PROVIDED DATA =
■ ■ ■ ■ ■
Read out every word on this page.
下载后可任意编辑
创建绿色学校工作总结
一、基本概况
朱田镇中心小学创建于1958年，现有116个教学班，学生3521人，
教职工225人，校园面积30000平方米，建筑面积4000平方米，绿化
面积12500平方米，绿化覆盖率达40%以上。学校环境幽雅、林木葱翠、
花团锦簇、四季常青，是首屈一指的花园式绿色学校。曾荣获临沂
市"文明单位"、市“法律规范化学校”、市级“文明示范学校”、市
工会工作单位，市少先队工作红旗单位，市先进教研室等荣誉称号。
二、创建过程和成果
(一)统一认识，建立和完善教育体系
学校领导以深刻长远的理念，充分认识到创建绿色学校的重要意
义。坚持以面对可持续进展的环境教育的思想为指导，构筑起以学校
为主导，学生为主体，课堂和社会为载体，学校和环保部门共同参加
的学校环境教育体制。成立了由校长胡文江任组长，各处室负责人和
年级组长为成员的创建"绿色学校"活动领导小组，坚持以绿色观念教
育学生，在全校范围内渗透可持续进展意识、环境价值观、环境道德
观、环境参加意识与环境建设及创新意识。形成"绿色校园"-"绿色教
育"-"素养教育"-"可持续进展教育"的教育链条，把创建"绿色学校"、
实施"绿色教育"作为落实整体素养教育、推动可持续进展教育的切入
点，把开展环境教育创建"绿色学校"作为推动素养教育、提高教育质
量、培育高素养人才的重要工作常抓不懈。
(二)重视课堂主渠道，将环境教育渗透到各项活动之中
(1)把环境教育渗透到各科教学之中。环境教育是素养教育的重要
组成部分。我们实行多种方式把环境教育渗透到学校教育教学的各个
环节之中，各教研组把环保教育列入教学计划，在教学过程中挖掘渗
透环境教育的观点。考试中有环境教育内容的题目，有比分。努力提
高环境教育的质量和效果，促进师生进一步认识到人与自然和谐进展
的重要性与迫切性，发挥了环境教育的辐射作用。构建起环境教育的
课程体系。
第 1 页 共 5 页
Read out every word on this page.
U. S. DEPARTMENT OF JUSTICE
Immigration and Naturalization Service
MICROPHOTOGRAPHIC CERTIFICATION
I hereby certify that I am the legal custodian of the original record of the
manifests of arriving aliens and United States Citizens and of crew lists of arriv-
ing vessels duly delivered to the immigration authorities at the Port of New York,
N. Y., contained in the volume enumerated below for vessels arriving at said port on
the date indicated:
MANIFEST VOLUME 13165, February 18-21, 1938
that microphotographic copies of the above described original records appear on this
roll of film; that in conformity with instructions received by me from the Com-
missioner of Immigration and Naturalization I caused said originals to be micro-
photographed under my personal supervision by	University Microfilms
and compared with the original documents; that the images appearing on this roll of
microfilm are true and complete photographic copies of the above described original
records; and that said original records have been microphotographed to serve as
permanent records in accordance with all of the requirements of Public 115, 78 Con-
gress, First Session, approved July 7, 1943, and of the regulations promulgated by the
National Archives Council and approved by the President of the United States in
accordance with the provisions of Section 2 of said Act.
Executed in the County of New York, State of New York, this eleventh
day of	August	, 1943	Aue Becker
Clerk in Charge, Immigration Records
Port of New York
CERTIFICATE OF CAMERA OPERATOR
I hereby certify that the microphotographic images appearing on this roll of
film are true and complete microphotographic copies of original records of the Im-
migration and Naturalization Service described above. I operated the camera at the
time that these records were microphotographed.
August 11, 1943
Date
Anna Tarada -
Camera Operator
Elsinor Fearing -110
■ ■ ■ ■ ■
AIM OF THE TASK = Print all of the entries exactly as they are written.

ANSWER TO THE EXERCISE =
Read out every word on this page.
下载后可任意编辑
创建绿色学校工作总结
一、基本概况
朱田镇中心小学创建于1958年，现有116个教学班，学生3521人，
教职工225人，校园面积30000平方米，建筑面积4000平方米，绿化
面积12500平方米，绿化覆盖率达40%以上。学校环境幽雅、林木葱翠、
花团锦簇、四季常青，是首屈一指的花园式绿色学校。曾荣获临沂
市"文明单位"、市“法律规范化学校”、市级“文明示范学校”、市
工会工作单位，市少先队工作红旗单位，市先进教研室等荣誉称号。
二、创建过程和成果
(一)统一认识，建立和完善教育体系
学校领导以深刻长远的理念，充分认识到创建绿色学校的重要意
义。坚持以面对可持续进展的环境教育的思想为指导，构筑起以学校
为主导，学生为主体，课堂和社会为载体，学校和环保部门共同参加
的学校环境教育体制。成立了由校长胡文江任组长，各处室负责人和
年级组长为成员的创建"绿色学校"活动领导小组，坚持以绿色观念教
育学生，在全校范围内渗透可持续进展意识、环境价值观、环境道德
观、环境参加意识与环境建设及创新意识。形成"绿色校园"-"绿色教
育"-"素养教育"-"可持续进展教育"的教育链条，把创建"绿色学校"、
实施"绿色教育"作为落实整体素养教育、推动可持续进展教育的切入
点，把开展环境教育创建"绿色学校"作为推动素养教育、提高教育质
量、培育高素养人才的重要工作常抓不懈。
(二)重视课堂主渠道，将环境教育渗透到各项活动之中
(1)把环境教育渗透到各科教学之中。环境教育是素养教育的重要
组成部分。我们实行多种方式把环境教育渗透到学校教育教学的各个
环节之中，各教研组把环保教育列入教学计划，在教学过程中挖掘渗
透环境教育的观点。考试中有环境教育内容的题目，有比分。努力提
高环境教育的质量和效果，促进师生进一步认识到人与自然和谐进展
的重要性与迫切性，发挥了环境教育的辐射作用。构建起环境教育的
课程体系。
第 1 页 共 5 页
Read out every word on this page.
U. S. DEPARTMENT OF JUSTICE
Immigration and Naturalization Service
MICROPHOTOGRAPHIC CERTIFICATION
I hereby certify that I am the legal custodian of the original record of the
manifests of arriving aliens and United States Citizens and of crew lists of arriv-
ing vessels duly delivered to the immigration authorities at the Port of New York,
N. Y., contained in the volume enumerated below for vessels arriving at said port on
the date indicated:
MANIFEST VOLUME 13165, February 18-21, 1938
that microphotographic copies of the above described original records appear on this
roll of film; that in conformity with instructions received by me from the Com-
missioner of Immigration and Naturalization I caused said originals to be micro-
photographed under my personal supervision by	University Microfilms
and compared with the original documents; that the images appearing on this roll of
microfilm are true and complete photographic copies of the above described original
records; and that said original records have been microphotographed to serve as
permanent records in accordance with all of the requirements of Public 115, 78 Con-
gress, First Session, approved July 7, 1943, and of the regulations promulgated by the
National Archives Council and approved by the President of the United States in
accordance with the provisions of Section 2 of said Act.
Executed in the County of New York, State of New York, this eleventh
day of	August	, 1943	Aue Becker
Clerk in Charge, Immigration Records
Port of New York
CERTIFICATE OF CAMERA OPERATOR
I hereby certify that the microphotographic images appearing on this roll of
film are true and complete microphotographic copies of original records of the Im-
migration and Naturalization Service described above. I operated the camera at the
time that these records were microphotographed.
August 11, 1943
Date
Anna Tarada -
Camera Operator
Elsinor Fearing -110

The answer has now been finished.